━━━ Data entries ━━━

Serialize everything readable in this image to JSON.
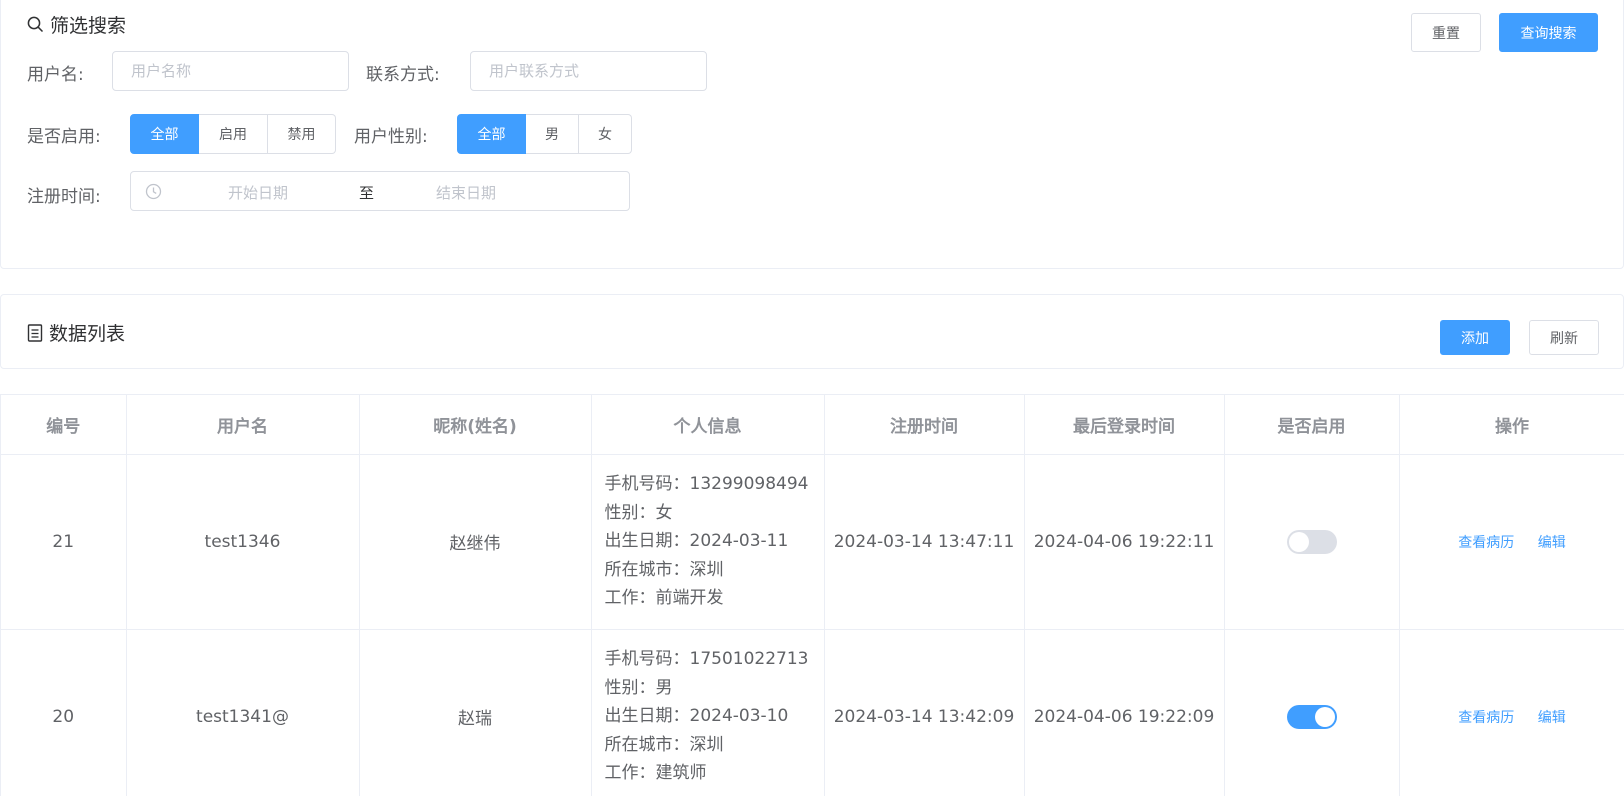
{
  "filter": {
    "title": "筛选搜索",
    "reset_label": "重置",
    "search_label": "查询搜索",
    "username_label": "用户名:",
    "username_placeholder": "用户名称",
    "contact_label": "联系方式:",
    "contact_placeholder": "用户联系方式",
    "enabled_label": "是否启用:",
    "enabled_options": [
      "全部",
      "启用",
      "禁用"
    ],
    "enabled_selected": "全部",
    "gender_label": "用户性别:",
    "gender_options": [
      "全部",
      "男",
      "女"
    ],
    "gender_selected": "全部",
    "regtime_label": "注册时间:",
    "start_placeholder": "开始日期",
    "range_separator": "至",
    "end_placeholder": "结束日期"
  },
  "list": {
    "title": "数据列表",
    "add_label": "添加",
    "refresh_label": "刷新"
  },
  "table": {
    "headers": [
      "编号",
      "用户名",
      "昵称(姓名)",
      "个人信息",
      "注册时间",
      "最后登录时间",
      "是否启用",
      "操作"
    ],
    "rows": [
      {
        "id": "21",
        "username": "test1346",
        "nickname": "赵继伟",
        "info": [
          "手机号码：13299098494",
          "性别：女",
          "出生日期：2024-03-11",
          "所在城市：深圳",
          "工作：前端开发"
        ],
        "register_time": "2024-03-14 13:47:11",
        "last_login": "2024-04-06 19:22:11",
        "enabled": false,
        "actions": [
          "查看病历",
          "编辑"
        ]
      },
      {
        "id": "20",
        "username": "test1341@",
        "nickname": "赵瑞",
        "info": [
          "手机号码：17501022713",
          "性别：男",
          "出生日期：2024-03-10",
          "所在城市：深圳",
          "工作：建筑师"
        ],
        "register_time": "2024-03-14 13:42:09",
        "last_login": "2024-04-06 19:22:09",
        "enabled": true,
        "actions": [
          "查看病历",
          "编辑"
        ]
      }
    ]
  },
  "colors": {
    "primary": "#409eff",
    "border": "#dcdfe6",
    "switch_off": "#dcdfe6"
  }
}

━━━

**Written request:**
What is needed is an exact reproduction of the data, pictures excluded.

**Output below:**
Serialize everything readable in this image to JSON.
{
  "filter": {
    "title": "筛选搜索",
    "reset_label": "重置",
    "search_label": "查询搜索",
    "username_label": "用户名:",
    "username_placeholder": "用户名称",
    "contact_label": "联系方式:",
    "contact_placeholder": "用户联系方式",
    "enabled_label": "是否启用:",
    "enabled_options": [
      "全部",
      "启用",
      "禁用"
    ],
    "enabled_selected": "全部",
    "gender_label": "用户性别:",
    "gender_options": [
      "全部",
      "男",
      "女"
    ],
    "gender_selected": "全部",
    "regtime_label": "注册时间:",
    "start_placeholder": "开始日期",
    "range_separator": "至",
    "end_placeholder": "结束日期"
  },
  "list": {
    "title": "数据列表",
    "add_label": "添加",
    "refresh_label": "刷新"
  },
  "table": {
    "headers": [
      "编号",
      "用户名",
      "昵称(姓名)",
      "个人信息",
      "注册时间",
      "最后登录时间",
      "是否启用",
      "操作"
    ],
    "rows": [
      {
        "id": "21",
        "username": "test1346",
        "nickname": "赵继伟",
        "info": [
          "手机号码：13299098494",
          "性别：女",
          "出生日期：2024-03-11",
          "所在城市：深圳",
          "工作：前端开发"
        ],
        "register_time": "2024-03-14 13:47:11",
        "last_login": "2024-04-06 19:22:11",
        "enabled": false,
        "actions": [
          "查看病历",
          "编辑"
        ]
      },
      {
        "id": "20",
        "username": "test1341@",
        "nickname": "赵瑞",
        "info": [
          "手机号码：17501022713",
          "性别：男",
          "出生日期：2024-03-10",
          "所在城市：深圳",
          "工作：建筑师"
        ],
        "register_time": "2024-03-14 13:42:09",
        "last_login": "2024-04-06 19:22:09",
        "enabled": true,
        "actions": [
          "查看病历",
          "编辑"
        ]
      }
    ]
  },
  "colors": {
    "primary": "#409eff",
    "border": "#dcdfe6",
    "switch_off": "#dcdfe6"
  }
}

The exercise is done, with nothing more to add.